= Written problem =
Say how many lines include "sulfate", with no words around the number.

Records contained in a dataset
════
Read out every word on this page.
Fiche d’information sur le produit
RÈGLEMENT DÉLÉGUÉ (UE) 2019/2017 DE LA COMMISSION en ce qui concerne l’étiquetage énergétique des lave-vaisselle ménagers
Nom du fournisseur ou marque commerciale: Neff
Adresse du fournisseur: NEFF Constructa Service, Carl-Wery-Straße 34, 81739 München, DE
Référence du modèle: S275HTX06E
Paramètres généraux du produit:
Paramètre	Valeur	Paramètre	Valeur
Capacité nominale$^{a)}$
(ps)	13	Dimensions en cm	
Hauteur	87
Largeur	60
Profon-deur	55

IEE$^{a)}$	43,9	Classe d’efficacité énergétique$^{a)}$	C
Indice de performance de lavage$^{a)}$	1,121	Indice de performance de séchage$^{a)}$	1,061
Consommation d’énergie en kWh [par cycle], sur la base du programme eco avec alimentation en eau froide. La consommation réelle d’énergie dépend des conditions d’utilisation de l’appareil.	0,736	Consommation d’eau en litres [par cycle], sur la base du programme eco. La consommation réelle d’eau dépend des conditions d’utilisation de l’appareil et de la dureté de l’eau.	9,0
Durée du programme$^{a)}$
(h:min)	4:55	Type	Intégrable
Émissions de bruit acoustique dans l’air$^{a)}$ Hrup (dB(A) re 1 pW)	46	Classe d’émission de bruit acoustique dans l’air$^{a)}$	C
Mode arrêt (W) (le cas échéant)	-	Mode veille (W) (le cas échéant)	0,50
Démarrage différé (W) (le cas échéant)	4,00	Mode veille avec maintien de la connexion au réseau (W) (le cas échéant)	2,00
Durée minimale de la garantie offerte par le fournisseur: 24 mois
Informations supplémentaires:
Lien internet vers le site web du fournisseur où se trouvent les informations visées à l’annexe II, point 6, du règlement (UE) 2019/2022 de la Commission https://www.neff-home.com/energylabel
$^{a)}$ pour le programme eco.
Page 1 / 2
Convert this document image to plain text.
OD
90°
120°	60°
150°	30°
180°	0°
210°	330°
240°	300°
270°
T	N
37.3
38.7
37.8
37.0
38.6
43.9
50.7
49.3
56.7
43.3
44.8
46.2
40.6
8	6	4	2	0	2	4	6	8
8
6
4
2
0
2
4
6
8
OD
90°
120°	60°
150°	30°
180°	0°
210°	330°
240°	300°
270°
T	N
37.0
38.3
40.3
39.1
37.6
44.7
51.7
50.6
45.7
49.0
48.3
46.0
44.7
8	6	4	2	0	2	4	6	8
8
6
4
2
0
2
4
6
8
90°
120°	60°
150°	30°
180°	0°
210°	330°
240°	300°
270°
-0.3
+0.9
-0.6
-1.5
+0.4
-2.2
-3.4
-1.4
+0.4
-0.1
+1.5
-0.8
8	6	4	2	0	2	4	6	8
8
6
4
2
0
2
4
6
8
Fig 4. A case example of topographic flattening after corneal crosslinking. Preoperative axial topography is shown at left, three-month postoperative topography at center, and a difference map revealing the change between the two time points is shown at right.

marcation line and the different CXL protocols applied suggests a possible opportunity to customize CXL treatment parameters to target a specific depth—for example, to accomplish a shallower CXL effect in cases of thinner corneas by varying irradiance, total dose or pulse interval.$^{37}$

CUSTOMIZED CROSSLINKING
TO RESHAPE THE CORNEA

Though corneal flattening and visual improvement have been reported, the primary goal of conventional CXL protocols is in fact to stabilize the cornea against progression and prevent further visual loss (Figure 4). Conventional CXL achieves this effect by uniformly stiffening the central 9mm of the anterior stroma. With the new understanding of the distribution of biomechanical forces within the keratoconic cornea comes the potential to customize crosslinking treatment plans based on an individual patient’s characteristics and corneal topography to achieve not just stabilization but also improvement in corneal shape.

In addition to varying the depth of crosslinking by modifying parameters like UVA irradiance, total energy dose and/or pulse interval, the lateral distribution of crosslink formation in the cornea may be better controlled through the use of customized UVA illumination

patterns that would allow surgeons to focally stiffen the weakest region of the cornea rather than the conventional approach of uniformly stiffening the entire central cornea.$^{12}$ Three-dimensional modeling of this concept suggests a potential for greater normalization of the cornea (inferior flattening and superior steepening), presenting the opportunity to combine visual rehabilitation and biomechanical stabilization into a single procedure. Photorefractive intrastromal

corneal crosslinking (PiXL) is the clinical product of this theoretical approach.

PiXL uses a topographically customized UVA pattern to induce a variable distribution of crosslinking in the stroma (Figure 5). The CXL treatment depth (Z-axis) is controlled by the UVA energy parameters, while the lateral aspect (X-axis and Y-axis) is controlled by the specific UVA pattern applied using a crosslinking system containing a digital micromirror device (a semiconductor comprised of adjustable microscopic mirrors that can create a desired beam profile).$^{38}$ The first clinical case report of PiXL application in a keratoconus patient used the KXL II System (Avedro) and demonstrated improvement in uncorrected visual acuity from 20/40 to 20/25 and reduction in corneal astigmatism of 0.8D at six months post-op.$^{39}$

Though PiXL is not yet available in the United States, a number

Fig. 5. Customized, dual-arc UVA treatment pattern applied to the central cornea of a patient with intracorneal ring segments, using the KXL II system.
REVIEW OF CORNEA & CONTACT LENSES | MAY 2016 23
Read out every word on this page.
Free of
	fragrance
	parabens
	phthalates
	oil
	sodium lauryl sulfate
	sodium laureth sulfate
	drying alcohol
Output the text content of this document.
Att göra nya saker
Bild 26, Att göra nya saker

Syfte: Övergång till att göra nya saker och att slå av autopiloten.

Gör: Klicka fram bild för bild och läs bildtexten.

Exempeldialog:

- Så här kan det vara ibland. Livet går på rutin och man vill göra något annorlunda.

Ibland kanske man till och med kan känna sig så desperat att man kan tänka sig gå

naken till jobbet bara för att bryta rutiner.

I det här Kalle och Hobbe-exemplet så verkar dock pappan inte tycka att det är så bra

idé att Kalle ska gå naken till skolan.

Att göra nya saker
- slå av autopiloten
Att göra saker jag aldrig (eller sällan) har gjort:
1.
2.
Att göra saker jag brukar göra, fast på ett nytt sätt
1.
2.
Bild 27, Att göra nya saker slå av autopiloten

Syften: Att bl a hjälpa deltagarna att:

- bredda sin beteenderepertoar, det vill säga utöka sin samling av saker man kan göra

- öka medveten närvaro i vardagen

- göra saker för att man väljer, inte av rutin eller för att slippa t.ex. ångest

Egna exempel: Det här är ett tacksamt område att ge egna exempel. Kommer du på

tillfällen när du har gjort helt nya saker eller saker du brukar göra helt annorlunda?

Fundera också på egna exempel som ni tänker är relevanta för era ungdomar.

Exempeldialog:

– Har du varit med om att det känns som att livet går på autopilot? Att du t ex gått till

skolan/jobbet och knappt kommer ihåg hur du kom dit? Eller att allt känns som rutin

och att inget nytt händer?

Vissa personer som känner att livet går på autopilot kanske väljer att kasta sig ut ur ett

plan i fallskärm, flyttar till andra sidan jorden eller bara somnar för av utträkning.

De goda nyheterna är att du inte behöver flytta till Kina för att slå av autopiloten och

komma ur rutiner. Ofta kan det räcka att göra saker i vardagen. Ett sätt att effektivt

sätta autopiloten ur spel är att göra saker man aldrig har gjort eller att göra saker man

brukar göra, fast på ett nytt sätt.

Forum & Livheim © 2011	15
════
= Correct answer =
2